## What the task asks
Write each line out again exactly as written.

Items from a dataset:
>> start

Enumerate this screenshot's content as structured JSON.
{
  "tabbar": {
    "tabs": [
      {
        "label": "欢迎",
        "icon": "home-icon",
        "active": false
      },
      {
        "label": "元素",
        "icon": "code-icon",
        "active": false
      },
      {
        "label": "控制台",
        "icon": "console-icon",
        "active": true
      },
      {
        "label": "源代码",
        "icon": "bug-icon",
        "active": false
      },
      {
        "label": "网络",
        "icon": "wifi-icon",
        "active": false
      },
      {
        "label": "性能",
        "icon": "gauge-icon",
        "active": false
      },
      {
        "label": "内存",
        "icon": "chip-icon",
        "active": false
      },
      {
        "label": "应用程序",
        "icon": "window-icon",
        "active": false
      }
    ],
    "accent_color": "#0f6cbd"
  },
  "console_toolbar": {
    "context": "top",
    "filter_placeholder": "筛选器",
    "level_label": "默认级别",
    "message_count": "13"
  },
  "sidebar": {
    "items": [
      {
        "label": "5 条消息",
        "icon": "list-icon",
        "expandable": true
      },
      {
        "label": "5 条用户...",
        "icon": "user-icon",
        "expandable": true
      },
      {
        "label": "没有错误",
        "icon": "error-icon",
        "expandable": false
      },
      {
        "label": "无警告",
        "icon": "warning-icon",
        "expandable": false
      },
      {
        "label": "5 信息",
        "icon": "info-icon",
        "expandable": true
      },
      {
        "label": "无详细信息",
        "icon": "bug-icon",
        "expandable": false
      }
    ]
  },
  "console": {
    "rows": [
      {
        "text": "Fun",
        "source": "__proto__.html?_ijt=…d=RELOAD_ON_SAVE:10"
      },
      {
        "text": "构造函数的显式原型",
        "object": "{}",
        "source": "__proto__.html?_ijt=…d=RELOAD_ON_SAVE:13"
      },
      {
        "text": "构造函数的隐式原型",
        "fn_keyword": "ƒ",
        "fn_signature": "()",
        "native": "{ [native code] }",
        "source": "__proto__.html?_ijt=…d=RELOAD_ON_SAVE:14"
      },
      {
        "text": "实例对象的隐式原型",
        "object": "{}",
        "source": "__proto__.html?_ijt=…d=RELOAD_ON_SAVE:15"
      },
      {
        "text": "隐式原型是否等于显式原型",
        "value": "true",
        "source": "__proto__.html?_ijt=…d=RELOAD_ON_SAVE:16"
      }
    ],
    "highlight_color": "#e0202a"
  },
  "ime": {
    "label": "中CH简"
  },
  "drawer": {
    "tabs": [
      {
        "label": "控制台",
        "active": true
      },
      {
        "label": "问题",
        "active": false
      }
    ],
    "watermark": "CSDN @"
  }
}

>> end

## Exercise result
Enumerate this screenshot's content as structured JSON.
{
  "tabbar": {
    "tabs": [
      {
        "label": "欢迎",
        "icon": "home-icon",
        "active": false
      },
      {
        "label": "元素",
        "icon": "code-icon",
        "active": false
      },
      {
        "label": "控制台",
        "icon": "console-icon",
        "active": true
      },
      {
        "label": "源代码",
        "icon": "bug-icon",
        "active": false
      },
      {
        "label": "网络",
        "icon": "wifi-icon",
        "active": false
      },
      {
        "label": "性能",
        "icon": "gauge-icon",
        "active": false
      },
      {
        "label": "内存",
        "icon": "chip-icon",
        "active": false
      },
      {
        "label": "应用程序",
        "icon": "window-icon",
        "active": false
      }
    ],
    "accent_color": "#0f6cbd"
  },
  "console_toolbar": {
    "context": "top",
    "filter_placeholder": "筛选器",
    "level_label": "默认级别",
    "message_count": "13"
  },
  "sidebar": {
    "items": [
      {
        "label": "5 条消息",
        "icon": "list-icon",
        "expandable": true
      },
      {
        "label": "5 条用户...",
        "icon": "user-icon",
        "expandable": true
      },
      {
        "label": "没有错误",
        "icon": "error-icon",
        "expandable": false
      },
      {
        "label": "无警告",
        "icon": "warning-icon",
        "expandable": false
      },
      {
        "label": "5 信息",
        "icon": "info-icon",
        "expandable": true
      },
      {
        "label": "无详细信息",
        "icon": "bug-icon",
        "expandable": false
      }
    ]
  },
  "console": {
    "rows": [
      {
        "text": "Fun",
        "source": "__proto__.html?_ijt=…d=RELOAD_ON_SAVE:10"
      },
      {
        "text": "构造函数的显式原型",
        "object": "{}",
        "source": "__proto__.html?_ijt=…d=RELOAD_ON_SAVE:13"
      },
      {
        "text": "构造函数的隐式原型",
        "fn_keyword": "ƒ",
        "fn_signature": "()",
        "native": "{ [native code] }",
        "source": "__proto__.html?_ijt=…d=RELOAD_ON_SAVE:14"
      },
      {
        "text": "实例对象的隐式原型",
        "object": "{}",
        "source": "__proto__.html?_ijt=…d=RELOAD_ON_SAVE:15"
      },
      {
        "text": "隐式原型是否等于显式原型",
        "value": "true",
        "source": "__proto__.html?_ijt=…d=RELOAD_ON_SAVE:16"
      }
    ],
    "highlight_color": "#e0202a"
  },
  "ime": {
    "label": "中CH简"
  },
  "drawer": {
    "tabs": [
      {
        "label": "控制台",
        "active": true
      },
      {
        "label": "问题",
        "active": false
      }
    ],
    "watermark": "CSDN @"
  }
}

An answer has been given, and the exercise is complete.